## [WHAT IS NEEDED]
Set down, in full, every record in the block.

## [DATA SUPPLIED]
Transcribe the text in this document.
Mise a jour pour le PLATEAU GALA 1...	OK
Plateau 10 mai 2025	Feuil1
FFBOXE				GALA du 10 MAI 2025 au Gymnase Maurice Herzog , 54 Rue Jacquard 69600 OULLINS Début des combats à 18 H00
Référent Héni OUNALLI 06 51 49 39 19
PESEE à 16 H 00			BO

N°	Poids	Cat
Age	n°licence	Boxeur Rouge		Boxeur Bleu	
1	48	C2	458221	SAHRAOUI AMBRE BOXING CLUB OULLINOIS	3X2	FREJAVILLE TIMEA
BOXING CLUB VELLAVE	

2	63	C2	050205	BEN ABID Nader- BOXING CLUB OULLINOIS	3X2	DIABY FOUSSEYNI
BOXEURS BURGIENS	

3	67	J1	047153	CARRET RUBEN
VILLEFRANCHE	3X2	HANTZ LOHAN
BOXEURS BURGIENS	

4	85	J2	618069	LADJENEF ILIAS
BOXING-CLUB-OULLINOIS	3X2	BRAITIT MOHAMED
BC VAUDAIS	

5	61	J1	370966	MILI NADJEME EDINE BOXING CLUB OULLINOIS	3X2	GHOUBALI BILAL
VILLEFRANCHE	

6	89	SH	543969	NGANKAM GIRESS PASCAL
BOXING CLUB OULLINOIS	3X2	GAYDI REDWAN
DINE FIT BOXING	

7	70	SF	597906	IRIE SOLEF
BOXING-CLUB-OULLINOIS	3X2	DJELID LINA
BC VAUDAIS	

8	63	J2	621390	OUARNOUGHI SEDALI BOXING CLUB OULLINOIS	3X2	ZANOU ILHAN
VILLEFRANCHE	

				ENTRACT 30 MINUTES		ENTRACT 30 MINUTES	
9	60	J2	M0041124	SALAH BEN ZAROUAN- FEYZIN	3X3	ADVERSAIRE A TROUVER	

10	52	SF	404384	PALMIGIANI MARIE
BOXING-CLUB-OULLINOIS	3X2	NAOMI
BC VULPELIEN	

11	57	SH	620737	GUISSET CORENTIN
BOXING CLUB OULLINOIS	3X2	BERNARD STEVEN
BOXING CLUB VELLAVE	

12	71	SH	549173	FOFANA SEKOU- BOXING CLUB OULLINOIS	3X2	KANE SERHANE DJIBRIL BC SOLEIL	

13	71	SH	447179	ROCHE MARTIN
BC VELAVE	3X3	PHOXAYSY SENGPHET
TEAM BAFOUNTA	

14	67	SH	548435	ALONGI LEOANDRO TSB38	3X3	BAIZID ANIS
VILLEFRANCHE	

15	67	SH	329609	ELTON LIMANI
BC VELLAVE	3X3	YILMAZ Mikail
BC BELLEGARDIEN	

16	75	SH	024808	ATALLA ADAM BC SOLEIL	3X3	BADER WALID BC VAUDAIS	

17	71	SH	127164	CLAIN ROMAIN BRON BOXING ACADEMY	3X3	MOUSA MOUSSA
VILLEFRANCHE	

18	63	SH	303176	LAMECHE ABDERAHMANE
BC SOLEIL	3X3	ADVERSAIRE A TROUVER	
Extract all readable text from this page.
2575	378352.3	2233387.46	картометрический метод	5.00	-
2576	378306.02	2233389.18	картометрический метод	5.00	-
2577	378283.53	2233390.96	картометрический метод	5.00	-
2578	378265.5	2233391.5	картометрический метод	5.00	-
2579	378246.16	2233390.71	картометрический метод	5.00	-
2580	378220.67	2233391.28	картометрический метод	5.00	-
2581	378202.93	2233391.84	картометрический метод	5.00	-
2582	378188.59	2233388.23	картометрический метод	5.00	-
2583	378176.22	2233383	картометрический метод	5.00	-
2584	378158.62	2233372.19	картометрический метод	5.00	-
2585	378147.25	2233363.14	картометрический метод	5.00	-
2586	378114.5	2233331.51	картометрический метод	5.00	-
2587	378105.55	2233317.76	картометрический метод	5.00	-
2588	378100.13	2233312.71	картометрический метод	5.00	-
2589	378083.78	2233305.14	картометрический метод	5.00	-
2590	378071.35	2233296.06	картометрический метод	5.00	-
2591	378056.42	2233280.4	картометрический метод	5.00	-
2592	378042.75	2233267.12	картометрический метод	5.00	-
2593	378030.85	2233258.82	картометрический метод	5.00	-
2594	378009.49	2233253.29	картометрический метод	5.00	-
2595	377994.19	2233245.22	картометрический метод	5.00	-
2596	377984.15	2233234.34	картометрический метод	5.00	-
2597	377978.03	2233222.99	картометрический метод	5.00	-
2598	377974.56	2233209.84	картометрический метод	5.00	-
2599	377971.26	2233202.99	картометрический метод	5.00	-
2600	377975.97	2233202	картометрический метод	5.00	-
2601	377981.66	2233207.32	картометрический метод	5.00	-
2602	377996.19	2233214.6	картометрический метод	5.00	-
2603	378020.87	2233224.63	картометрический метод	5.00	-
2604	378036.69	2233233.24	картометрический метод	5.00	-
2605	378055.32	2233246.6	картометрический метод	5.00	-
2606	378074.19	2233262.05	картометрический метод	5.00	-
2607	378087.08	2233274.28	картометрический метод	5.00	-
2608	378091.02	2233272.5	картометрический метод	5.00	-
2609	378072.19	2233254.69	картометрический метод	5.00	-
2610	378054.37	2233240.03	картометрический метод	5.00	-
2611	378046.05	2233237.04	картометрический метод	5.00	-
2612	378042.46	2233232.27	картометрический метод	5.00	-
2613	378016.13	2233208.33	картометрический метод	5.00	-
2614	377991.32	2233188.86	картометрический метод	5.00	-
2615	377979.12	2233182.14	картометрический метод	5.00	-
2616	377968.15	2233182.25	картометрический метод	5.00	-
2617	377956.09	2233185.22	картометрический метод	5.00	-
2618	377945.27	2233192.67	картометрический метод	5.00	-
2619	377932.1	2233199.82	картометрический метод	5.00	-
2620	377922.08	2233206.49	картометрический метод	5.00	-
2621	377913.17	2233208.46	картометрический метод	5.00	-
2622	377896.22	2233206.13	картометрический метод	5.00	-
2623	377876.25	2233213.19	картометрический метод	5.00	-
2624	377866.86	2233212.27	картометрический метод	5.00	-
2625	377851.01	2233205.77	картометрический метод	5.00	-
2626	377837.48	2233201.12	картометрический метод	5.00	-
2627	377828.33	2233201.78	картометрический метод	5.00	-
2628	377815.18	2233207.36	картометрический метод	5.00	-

## [WORKED ANSWER]
Transcribe the text in this document.
Mise a jour pour le PLATEAU GALA 1...	OK
Plateau 10 mai 2025	Feuil1
FFBOXE				GALA du 10 MAI 2025 au Gymnase Maurice Herzog , 54 Rue Jacquard 69600 OULLINS Début des combats à 18 H00
Référent Héni OUNALLI 06 51 49 39 19
PESEE à 16 H 00			BO

N°	Poids	Cat
Age	n°licence	Boxeur Rouge		Boxeur Bleu	
1	48	C2	458221	SAHRAOUI AMBRE BOXING CLUB OULLINOIS	3X2	FREJAVILLE TIMEA
BOXING CLUB VELLAVE	

2	63	C2	050205	BEN ABID Nader- BOXING CLUB OULLINOIS	3X2	DIABY FOUSSEYNI
BOXEURS BURGIENS	

3	67	J1	047153	CARRET RUBEN
VILLEFRANCHE	3X2	HANTZ LOHAN
BOXEURS BURGIENS	

4	85	J2	618069	LADJENEF ILIAS
BOXING-CLUB-OULLINOIS	3X2	BRAITIT MOHAMED
BC VAUDAIS	

5	61	J1	370966	MILI NADJEME EDINE BOXING CLUB OULLINOIS	3X2	GHOUBALI BILAL
VILLEFRANCHE	

6	89	SH	543969	NGANKAM GIRESS PASCAL
BOXING CLUB OULLINOIS	3X2	GAYDI REDWAN
DINE FIT BOXING	

7	70	SF	597906	IRIE SOLEF
BOXING-CLUB-OULLINOIS	3X2	DJELID LINA
BC VAUDAIS	

8	63	J2	621390	OUARNOUGHI SEDALI BOXING CLUB OULLINOIS	3X2	ZANOU ILHAN
VILLEFRANCHE	

				ENTRACT 30 MINUTES		ENTRACT 30 MINUTES	
9	60	J2	M0041124	SALAH BEN ZAROUAN- FEYZIN	3X3	ADVERSAIRE A TROUVER	

10	52	SF	404384	PALMIGIANI MARIE
BOXING-CLUB-OULLINOIS	3X2	NAOMI
BC VULPELIEN	

11	57	SH	620737	GUISSET CORENTIN
BOXING CLUB OULLINOIS	3X2	BERNARD STEVEN
BOXING CLUB VELLAVE	

12	71	SH	549173	FOFANA SEKOU- BOXING CLUB OULLINOIS	3X2	KANE SERHANE DJIBRIL BC SOLEIL	

13	71	SH	447179	ROCHE MARTIN
BC VELAVE	3X3	PHOXAYSY SENGPHET
TEAM BAFOUNTA	

14	67	SH	548435	ALONGI LEOANDRO TSB38	3X3	BAIZID ANIS
VILLEFRANCHE	

15	67	SH	329609	ELTON LIMANI
BC VELLAVE	3X3	YILMAZ Mikail
BC BELLEGARDIEN	

16	75	SH	024808	ATALLA ADAM BC SOLEIL	3X3	BADER WALID BC VAUDAIS	

17	71	SH	127164	CLAIN ROMAIN BRON BOXING ACADEMY	3X3	MOUSA MOUSSA
VILLEFRANCHE	

18	63	SH	303176	LAMECHE ABDERAHMANE
BC SOLEIL	3X3	ADVERSAIRE A TROUVER	
Extract all readable text from this page.
2575	378352.3	2233387.46	картометрический метод	5.00	-
2576	378306.02	2233389.18	картометрический метод	5.00	-
2577	378283.53	2233390.96	картометрический метод	5.00	-
2578	378265.5	2233391.5	картометрический метод	5.00	-
2579	378246.16	2233390.71	картометрический метод	5.00	-
2580	378220.67	2233391.28	картометрический метод	5.00	-
2581	378202.93	2233391.84	картометрический метод	5.00	-
2582	378188.59	2233388.23	картометрический метод	5.00	-
2583	378176.22	2233383	картометрический метод	5.00	-
2584	378158.62	2233372.19	картометрический метод	5.00	-
2585	378147.25	2233363.14	картометрический метод	5.00	-
2586	378114.5	2233331.51	картометрический метод	5.00	-
2587	378105.55	2233317.76	картометрический метод	5.00	-
2588	378100.13	2233312.71	картометрический метод	5.00	-
2589	378083.78	2233305.14	картометрический метод	5.00	-
2590	378071.35	2233296.06	картометрический метод	5.00	-
2591	378056.42	2233280.4	картометрический метод	5.00	-
2592	378042.75	2233267.12	картометрический метод	5.00	-
2593	378030.85	2233258.82	картометрический метод	5.00	-
2594	378009.49	2233253.29	картометрический метод	5.00	-
2595	377994.19	2233245.22	картометрический метод	5.00	-
2596	377984.15	2233234.34	картометрический метод	5.00	-
2597	377978.03	2233222.99	картометрический метод	5.00	-
2598	377974.56	2233209.84	картометрический метод	5.00	-
2599	377971.26	2233202.99	картометрический метод	5.00	-
2600	377975.97	2233202	картометрический метод	5.00	-
2601	377981.66	2233207.32	картометрический метод	5.00	-
2602	377996.19	2233214.6	картометрический метод	5.00	-
2603	378020.87	2233224.63	картометрический метод	5.00	-
2604	378036.69	2233233.24	картометрический метод	5.00	-
2605	378055.32	2233246.6	картометрический метод	5.00	-
2606	378074.19	2233262.05	картометрический метод	5.00	-
2607	378087.08	2233274.28	картометрический метод	5.00	-
2608	378091.02	2233272.5	картометрический метод	5.00	-
2609	378072.19	2233254.69	картометрический метод	5.00	-
2610	378054.37	2233240.03	картометрический метод	5.00	-
2611	378046.05	2233237.04	картометрический метод	5.00	-
2612	378042.46	2233232.27	картометрический метод	5.00	-
2613	378016.13	2233208.33	картометрический метод	5.00	-
2614	377991.32	2233188.86	картометрический метод	5.00	-
2615	377979.12	2233182.14	картометрический метод	5.00	-
2616	377968.15	2233182.25	картометрический метод	5.00	-
2617	377956.09	2233185.22	картометрический метод	5.00	-
2618	377945.27	2233192.67	картометрический метод	5.00	-
2619	377932.1	2233199.82	картометрический метод	5.00	-
2620	377922.08	2233206.49	картометрический метод	5.00	-
2621	377913.17	2233208.46	картометрический метод	5.00	-
2622	377896.22	2233206.13	картометрический метод	5.00	-
2623	377876.25	2233213.19	картометрический метод	5.00	-
2624	377866.86	2233212.27	картометрический метод	5.00	-
2625	377851.01	2233205.77	картометрический метод	5.00	-
2626	377837.48	2233201.12	картометрический метод	5.00	-
2627	377828.33	2233201.78	картометрический метод	5.00	-
2628	377815.18	2233207.36	картометрический метод	5.00	-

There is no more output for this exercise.